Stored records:
● ● ● ● ●

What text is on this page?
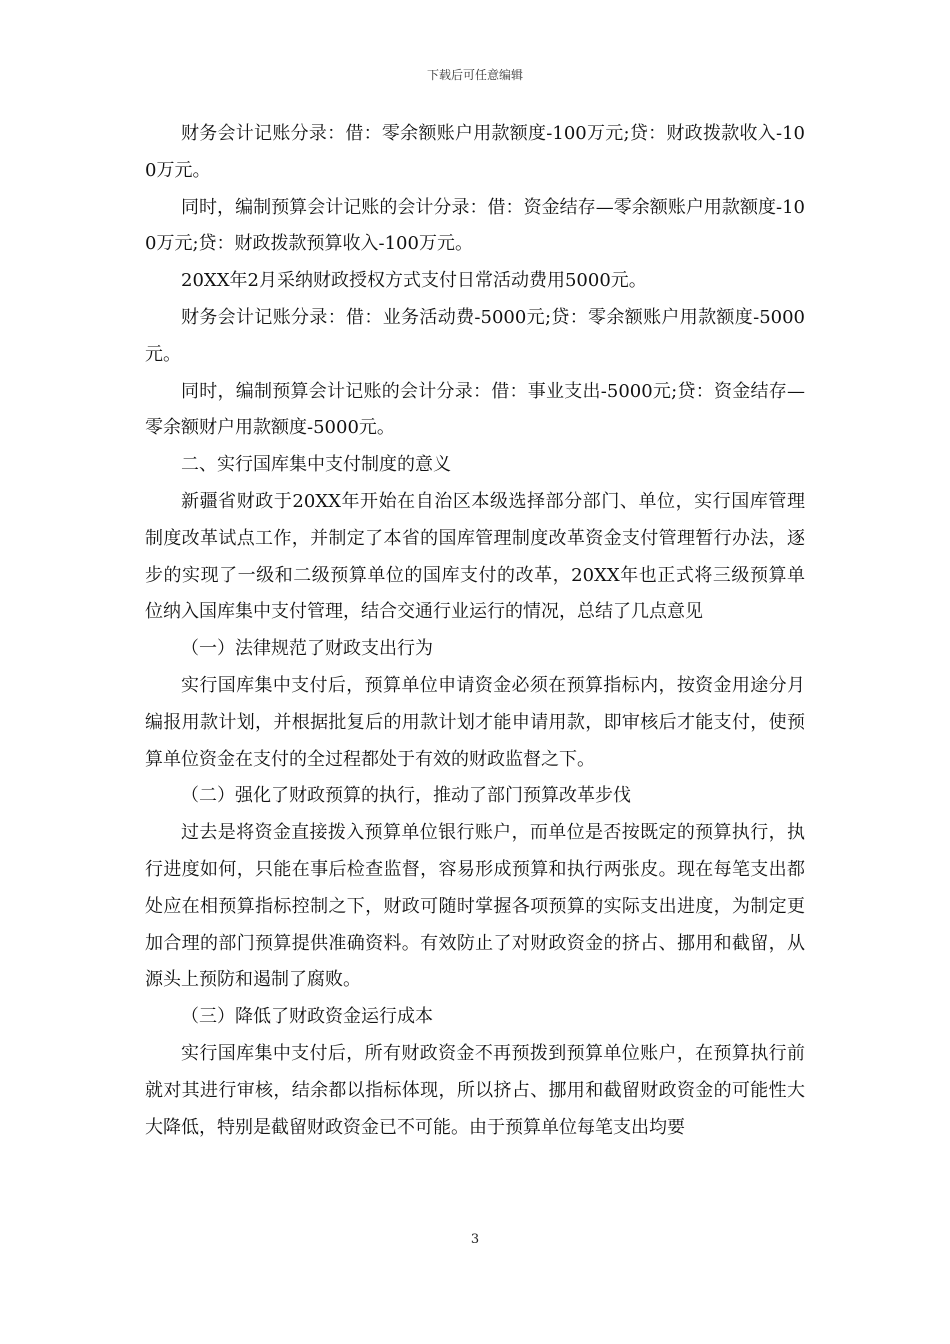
下载后可任意编辑

财务会计记账分录：借：零余额账户用款额度-100万元;贷：财政拨款收入-100万元。

同时，编制预算会计记账的会计分录：借：资金结存—零余额账户用款额度-100万元;贷：财政拨款预算收入-100万元。

20XX年2月采纳财政授权方式支付日常活动费用5000元。

财务会计记账分录：借：业务活动费-5000元;贷：零余额账户用款额度-5000元。

同时，编制预算会计记账的会计分录：借：事业支出-5000元;贷：资金结存—零余额财户用款额度-5000元。

二、实行国库集中支付制度的意义

新疆省财政于20XX年开始在自治区本级选择部分部门、单位，实行国库管理制度改革试点工作，并制定了本省的国库管理制度改革资金支付管理暂行办法，逐步的实现了一级和二级预算单位的国库支付的改革，20XX年也正式将三级预算单位纳入国库集中支付管理，结合交通行业运行的情况，总结了几点意见

（一）法律规范了财政支出行为

实行国库集中支付后，预算单位申请资金必须在预算指标内，按资金用途分月编报用款计划，并根据批复后的用款计划才能申请用款，即审核后才能支付，使预算单位资金在支付的全过程都处于有效的财政监督之下。

（二）强化了财政预算的执行，推动了部门预算改革步伐

过去是将资金直接拨入预算单位银行账户，而单位是否按既定的预算执行，执行进度如何，只能在事后检查监督，容易形成预算和执行两张皮。现在每笔支出都处应在相预算指标控制之下，财政可随时掌握各项预算的实际支出进度，为制定更加合理的部门预算提供准确资料。有效防止了对财政资金的挤占、挪用和截留，从源头上预防和遏制了腐败。

（三）降低了财政资金运行成本

实行国库集中支付后，所有财政资金不再预拨到预算单位账户，在预算执行前就对其进行审核，结余都以指标体现，所以挤占、挪用和截留财政资金的可能性大大降低，特别是截留财政资金已不可能。由于预算单位每笔支出均要

3
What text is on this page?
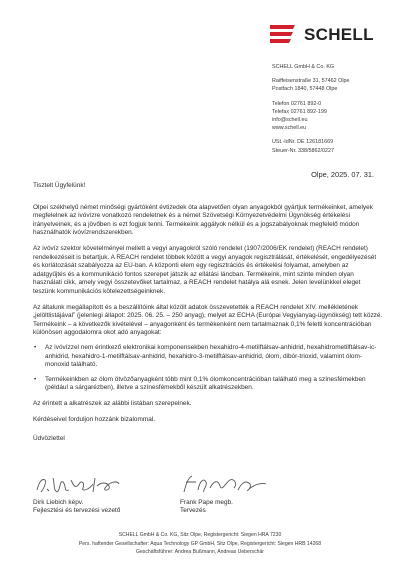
SCHELL
SCHELL GmbH & Co. KG
Raiffeisenstraße 31, 57462 Olpe
Postfach 1840, 57448 Olpe
Telefon 02761 892-0
Telefax 02761 892-199
info@schell.eu
www.schell.eu
USt.-IdNr. DE 126181669
Steuer-Nr. 338/5862/0227
Olpe, 2025. 07. 31.

Tisztelt Ügyfelünk!

Olpei székhelyű német minőségi gyártóként évtizedek óta alapvetően olyan anyagokból gyártjuk termékeinket, amelyek megfelelnek az ivóvízre vonatkozó rendeletnek és a német Szövetségi Környezetvédelmi Ügynökség értékelési irányelveinek, és a jövőben is ezt fogjuk tenni. Termékeink aggályok nélkül és a jogszabályoknak megfelelő módon használhatók ivóvízrendszerekben.

Az ivóvíz szektor követelményei mellett a vegyi anyagokról szóló rendelet (1907/2006/EK rendelet) (REACH rendelet) rendelkezéseit is betartjuk. A REACH rendelet többek között a vegyi anyagok regisztrálását, értékelését, engedélyezését és korlátozását szabályozza az EU-ban. A központi elem egy regisztrációs és értékelési folyamat, amelyben az adatgyűjtés és a kommunikáció fontos szerepet játszik az ellátási láncban. Termékeink, mint szinte minden olyan használati cikk, amely vegyi összetevőket tartalmaz, a REACH rendelet hatálya alá esnek. Jelen levelünkkel eleget teszünk kommunikációs kötelezettségeinknek.

Az általunk megállapított és a beszállítóink által közölt adatok összevetették a REACH rendelet XIV. mellékletének „jelöltlistájával” (jelenlegi állapot: 2025. 06. 25. – 250 anyag), melyet az ECHA (Európai Vegyianyag-ügynökség) tett közzé. Termékeink – a következők kivételével – anyagonként és termékenként nem tartalmaznak 0,1% feletti koncentrációban különösen aggodalomra okot adó anyagokat:

• Az ivóvízzel nem érintkező elektronikai komponensekben hexahidro-4-metilftálsav-anhidrid, hexahidrometilftálsav-ic-anhidrid, hexahidro-1-metilftálsav-anhidrid, hexahidro-3-metilftálsav-anhidrid, ólom, dibór-trioxid, valamint ólom-monoxid található.
• Termékeinkben az ólom ötvözőanyagként több mint 0,1% ólomkoncentrációban található meg a színesfémekben (például a sárgarézben), illetve a színesfémekből készült alkatrészekben.

Az érintett a alkatrészek az alábbi listában szerepelnek.

Kérdéseivel forduljon hozzánk bizalommal.

Üdvözlettel

Dirk Liebich képv.
Fejlesztési és tervezési vezető
Frank Pape megb.
Tervezés
SCHELL GmbH & Co. KG, Sitz Olpe, Registergericht: Siegen HRA 7230
Pers. haftender Gesellschafter: Aqua Technology GP GmbH, Sitz Olpe, Registergericht: Siegen HRB 14268
Geschäftsführer: Andrea Bußmann, Andreas Ueberschär
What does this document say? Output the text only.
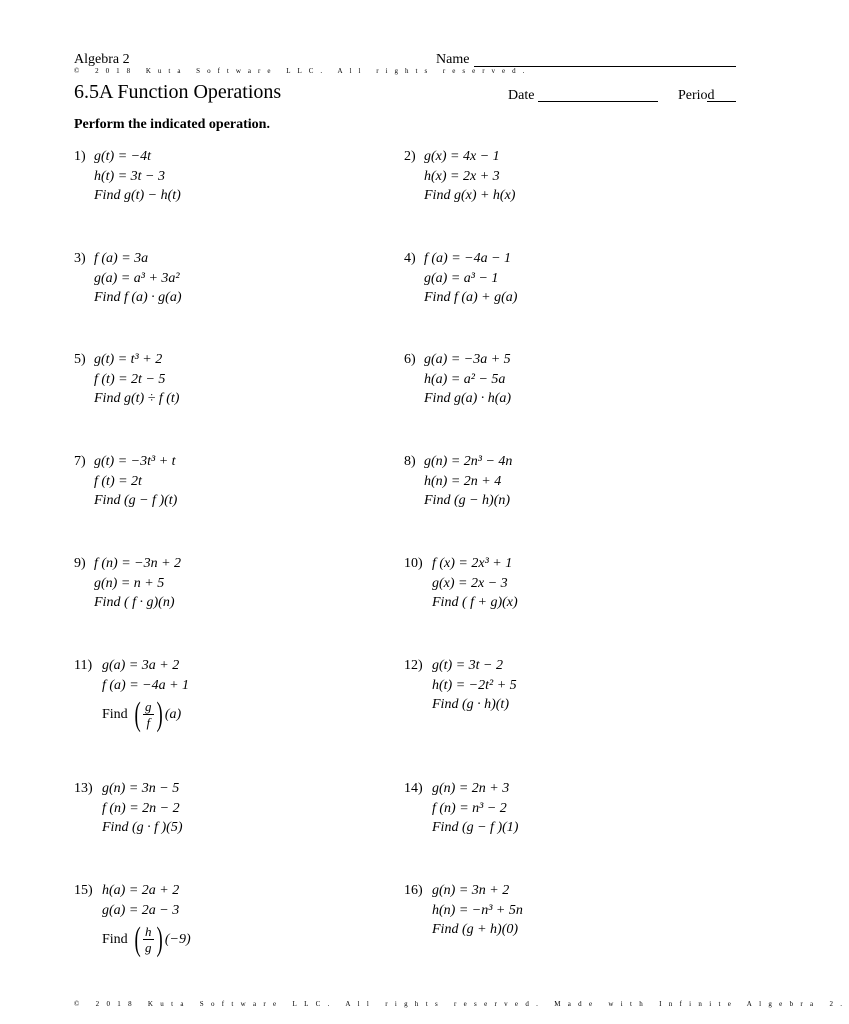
Algebra 2	Name
© 2018 Kuta Software LLC. All rights reserved.
6.5A Function Operations	Date	Period
Perform the indicated operation.
1) g(t) = −4t
h(t) = 3t − 3
Find g(t) − h(t)
2) g(x) = 4x − 1
h(x) = 2x + 3
Find g(x) + h(x)
3) f (a) = 3a
g(a) = a³ + 3a²
Find f (a) · g(a)
4) f (a) = −4a − 1
g(a) = a³ − 1
Find f (a) + g(a)
5) g(t) = t³ + 2
f (t) = 2t − 5
Find g(t) ÷ f (t)
6) g(a) = −3a + 5
h(a) = a² − 5a
Find g(a) · h(a)
7) g(t) = −3t³ + t
f (t) = 2t
Find (g − f )(t)
8) g(n) = 2n³ − 4n
h(n) = 2n + 4
Find (g − h)(n)
9) f (n) = −3n + 2
g(n) = n + 5
Find ( f · g)(n)
10) f (x) = 2x³ + 1
g(x) = 2x − 3
Find ( f + g)(x)
11) g(a) = 3a + 2
f (a) = −4a + 1
Find ( $\frac{g}{f}$ ) (a)
12) g(t) = 3t − 2
h(t) = −2t² + 5
Find (g · h)(t)
13) g(n) = 3n − 5
f (n) = 2n − 2
Find (g · f )(5)
14) g(n) = 2n + 3
f (n) = n³ − 2
Find (g − f )(1)
15) h(a) = 2a + 2
g(a) = 2a − 3
Find ( $\frac{h}{g}$ ) (−9)
16) g(n) = 3n + 2
h(n) = −n³ + 5n
Find (g + h)(0)
© 2018 Kuta Software LLC. All rights reserved. Made with Infinite Algebra 2.
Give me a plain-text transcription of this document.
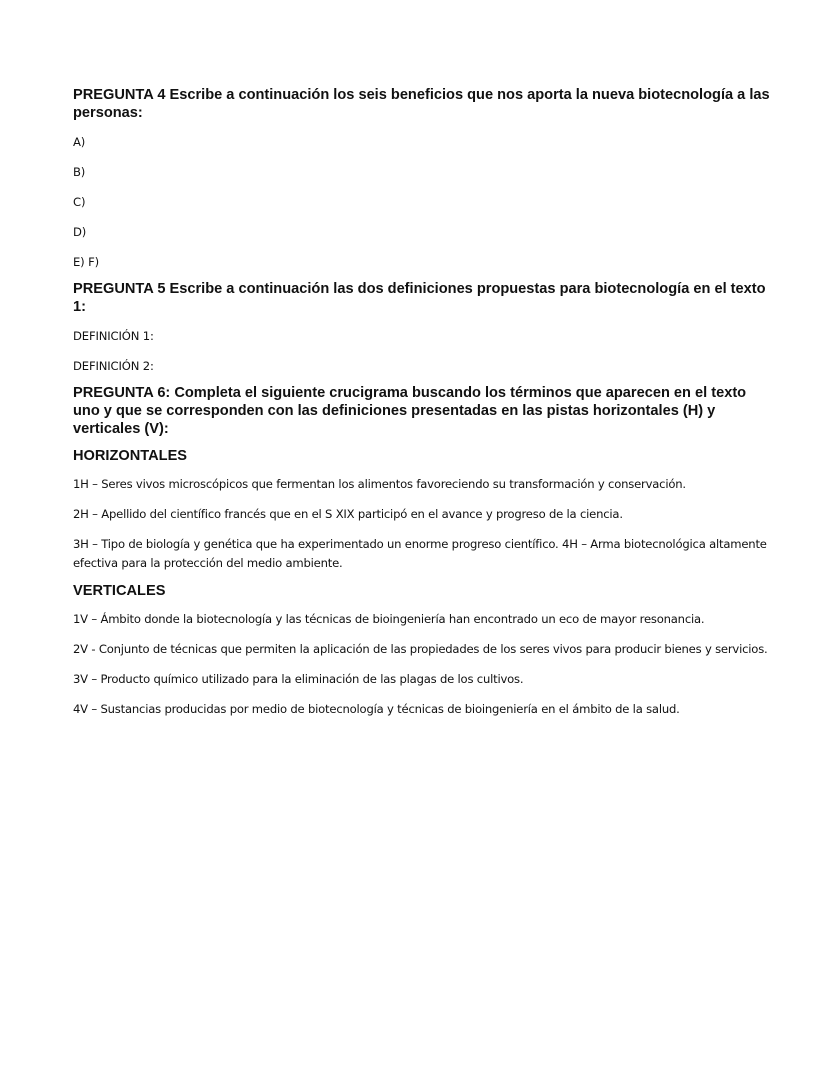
PREGUNTA 4 Escribe a continuación los seis beneficios que nos aporta la nueva biotecnología a las personas:

A)

B)

C)

D)

E) F)

PREGUNTA 5 Escribe a continuación las dos definiciones propuestas para biotecnología en el texto 1:

DEFINICIÓN 1:

DEFINICIÓN 2:

PREGUNTA 6: Completa el siguiente crucigrama buscando los términos que aparecen en el texto uno y que se corresponden con las definiciones presentadas en las pistas horizontales (H) y verticales (V):

HORIZONTALES

1H – Seres vivos microscópicos que fermentan los alimentos favoreciendo su transformación y conservación.

2H – Apellido del científico francés que en el S XIX participó en el avance y progreso de la ciencia.

3H – Tipo de biología y genética que ha experimentado un enorme progreso científico. 4H – Arma biotecnológica altamente efectiva para la protección del medio ambiente.

VERTICALES

1V – Ámbito donde la biotecnología y las técnicas de bioingeniería han encontrado un eco de mayor resonancia.

2V - Conjunto de técnicas que permiten la aplicación de las propiedades de los seres vivos para producir bienes y servicios.

3V – Producto químico utilizado para la eliminación de las plagas de los cultivos.

4V – Sustancias producidas por medio de biotecnología y técnicas de bioingeniería en el ámbito de la salud.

● ● ● ● ●

Problem details: Reproduce the material above in full and without alteration, but skip all pictures.

Written solution:
What text is on this page?
下载后可任意编辑

财务会计记账分录：借：零余额账户用款额度-100万元;贷：财政拨款收入-100万元。

同时，编制预算会计记账的会计分录：借：资金结存—零余额账户用款额度-100万元;贷：财政拨款预算收入-100万元。

20XX年2月采纳财政授权方式支付日常活动费用5000元。

财务会计记账分录：借：业务活动费-5000元;贷：零余额账户用款额度-5000元。

同时，编制预算会计记账的会计分录：借：事业支出-5000元;贷：资金结存—零余额财户用款额度-5000元。

二、实行国库集中支付制度的意义

新疆省财政于20XX年开始在自治区本级选择部分部门、单位，实行国库管理制度改革试点工作，并制定了本省的国库管理制度改革资金支付管理暂行办法，逐步的实现了一级和二级预算单位的国库支付的改革，20XX年也正式将三级预算单位纳入国库集中支付管理，结合交通行业运行的情况，总结了几点意见

（一）法律规范了财政支出行为

实行国库集中支付后，预算单位申请资金必须在预算指标内，按资金用途分月编报用款计划，并根据批复后的用款计划才能申请用款，即审核后才能支付，使预算单位资金在支付的全过程都处于有效的财政监督之下。

（二）强化了财政预算的执行，推动了部门预算改革步伐

过去是将资金直接拨入预算单位银行账户，而单位是否按既定的预算执行，执行进度如何，只能在事后检查监督，容易形成预算和执行两张皮。现在每笔支出都处应在相预算指标控制之下，财政可随时掌握各项预算的实际支出进度，为制定更加合理的部门预算提供准确资料。有效防止了对财政资金的挤占、挪用和截留，从源头上预防和遏制了腐败。

（三）降低了财政资金运行成本

实行国库集中支付后，所有财政资金不再预拨到预算单位账户，在预算执行前就对其进行审核，结余都以指标体现，所以挤占、挪用和截留财政资金的可能性大大降低，特别是截留财政资金已不可能。由于预算单位每笔支出均要

3
What text is on this page?
SCHELL
SCHELL GmbH & Co. KG
Raiffeisenstraße 31, 57462 Olpe
Postfach 1840, 57448 Olpe
Telefon 02761 892-0
Telefax 02761 892-199
info@schell.eu
www.schell.eu
USt.-IdNr. DE 126181669
Steuer-Nr. 338/5862/0227
Olpe, 2025. 07. 31.

Tisztelt Ügyfelünk!

Olpei székhelyű német minőségi gyártóként évtizedek óta alapvetően olyan anyagokból gyártjuk termékeinket, amelyek megfelelnek az ivóvízre vonatkozó rendeletnek és a német Szövetségi Környezetvédelmi Ügynökség értékelési irányelveinek, és a jövőben is ezt fogjuk tenni. Termékeink aggályok nélkül és a jogszabályoknak megfelelő módon használhatók ivóvízrendszerekben.

Az ivóvíz szektor követelményei mellett a vegyi anyagokról szóló rendelet (1907/2006/EK rendelet) (REACH rendelet) rendelkezéseit is betartjuk. A REACH rendelet többek között a vegyi anyagok regisztrálását, értékelését, engedélyezését és korlátozását szabályozza az EU-ban. A központi elem egy regisztrációs és értékelési folyamat, amelyben az adatgyűjtés és a kommunikáció fontos szerepet játszik az ellátási láncban. Termékeink, mint szinte minden olyan használati cikk, amely vegyi összetevőket tartalmaz, a REACH rendelet hatálya alá esnek. Jelen levelünkkel eleget teszünk kommunikációs kötelezettségeinknek.

Az általunk megállapított és a beszállítóink által közölt adatok összevetették a REACH rendelet XIV. mellékletének „jelöltlistájával” (jelenlegi állapot: 2025. 06. 25. – 250 anyag), melyet az ECHA (Európai Vegyianyag-ügynökség) tett közzé. Termékeink – a következők kivételével – anyagonként és termékenként nem tartalmaznak 0,1% feletti koncentrációban különösen aggodalomra okot adó anyagokat:

• Az ivóvízzel nem érintkező elektronikai komponensekben hexahidro-4-metilftálsav-anhidrid, hexahidrometilftálsav-ic-anhidrid, hexahidro-1-metilftálsav-anhidrid, hexahidro-3-metilftálsav-anhidrid, ólom, dibór-trioxid, valamint ólom-monoxid található.
• Termékeinkben az ólom ötvözőanyagként több mint 0,1% ólomkoncentrációban található meg a színesfémekben (például a sárgarézben), illetve a színesfémekből készült alkatrészekben.

Az érintett a alkatrészek az alábbi listában szerepelnek.

Kérdéseivel forduljon hozzánk bizalommal.

Üdvözlettel

Dirk Liebich képv.
Fejlesztési és tervezési vezető
Frank Pape megb.
Tervezés
SCHELL GmbH & Co. KG, Sitz Olpe, Registergericht: Siegen HRA 7230
Pers. haftender Gesellschafter: Aqua Technology GP GmbH, Sitz Olpe, Registergericht: Siegen HRB 14268
Geschäftsführer: Andrea Bußmann, Andreas Ueberschär
What does this document say? Output the text only.
Algebra 2	Name
© 2018 Kuta Software LLC. All rights reserved.
6.5A Function Operations	Date	Period
Perform the indicated operation.
1) g(t) = −4t
h(t) = 3t − 3
Find g(t) − h(t)
2) g(x) = 4x − 1
h(x) = 2x + 3
Find g(x) + h(x)
3) f (a) = 3a
g(a) = a³ + 3a²
Find f (a) · g(a)
4) f (a) = −4a − 1
g(a) = a³ − 1
Find f (a) + g(a)
5) g(t) = t³ + 2
f (t) = 2t − 5
Find g(t) ÷ f (t)
6) g(a) = −3a + 5
h(a) = a² − 5a
Find g(a) · h(a)
7) g(t) = −3t³ + t
f (t) = 2t
Find (g − f )(t)
8) g(n) = 2n³ − 4n
h(n) = 2n + 4
Find (g − h)(n)
9) f (n) = −3n + 2
g(n) = n + 5
Find ( f · g)(n)
10) f (x) = 2x³ + 1
g(x) = 2x − 3
Find ( f + g)(x)
11) g(a) = 3a + 2
f (a) = −4a + 1
Find ( $\frac{g}{f}$ ) (a)
12) g(t) = 3t − 2
h(t) = −2t² + 5
Find (g · h)(t)
13) g(n) = 3n − 5
f (n) = 2n − 2
Find (g · f )(5)
14) g(n) = 2n + 3
f (n) = n³ − 2
Find (g − f )(1)
15) h(a) = 2a + 2
g(a) = 2a − 3
Find ( $\frac{h}{g}$ ) (−9)
16) g(n) = 3n + 2
h(n) = −n³ + 5n
Find (g + h)(0)
© 2018 Kuta Software LLC. All rights reserved. Made with Infinite Algebra 2.
Give me a plain-text transcription of this document.
PREGUNTA 4 Escribe a continuación los seis beneficios que nos aporta la nueva biotecnología a las personas:

A)

B)

C)

D)

E) F)

PREGUNTA 5 Escribe a continuación las dos definiciones propuestas para biotecnología en el texto 1:

DEFINICIÓN 1:

DEFINICIÓN 2:

PREGUNTA 6: Completa el siguiente crucigrama buscando los términos que aparecen en el texto uno y que se corresponden con las definiciones presentadas en las pistas horizontales (H) y verticales (V):

HORIZONTALES

1H – Seres vivos microscópicos que fermentan los alimentos favoreciendo su transformación y conservación.

2H – Apellido del científico francés que en el S XIX participó en el avance y progreso de la ciencia.

3H – Tipo de biología y genética que ha experimentado un enorme progreso científico. 4H – Arma biotecnológica altamente efectiva para la protección del medio ambiente.

VERTICALES

1V – Ámbito donde la biotecnología y las técnicas de bioingeniería han encontrado un eco de mayor resonancia.

2V - Conjunto de técnicas que permiten la aplicación de las propiedades de los seres vivos para producir bienes y servicios.

3V – Producto químico utilizado para la eliminación de las plagas de los cultivos.

4V – Sustancias producidas por medio de biotecnología y técnicas de bioingeniería en el ámbito de la salud.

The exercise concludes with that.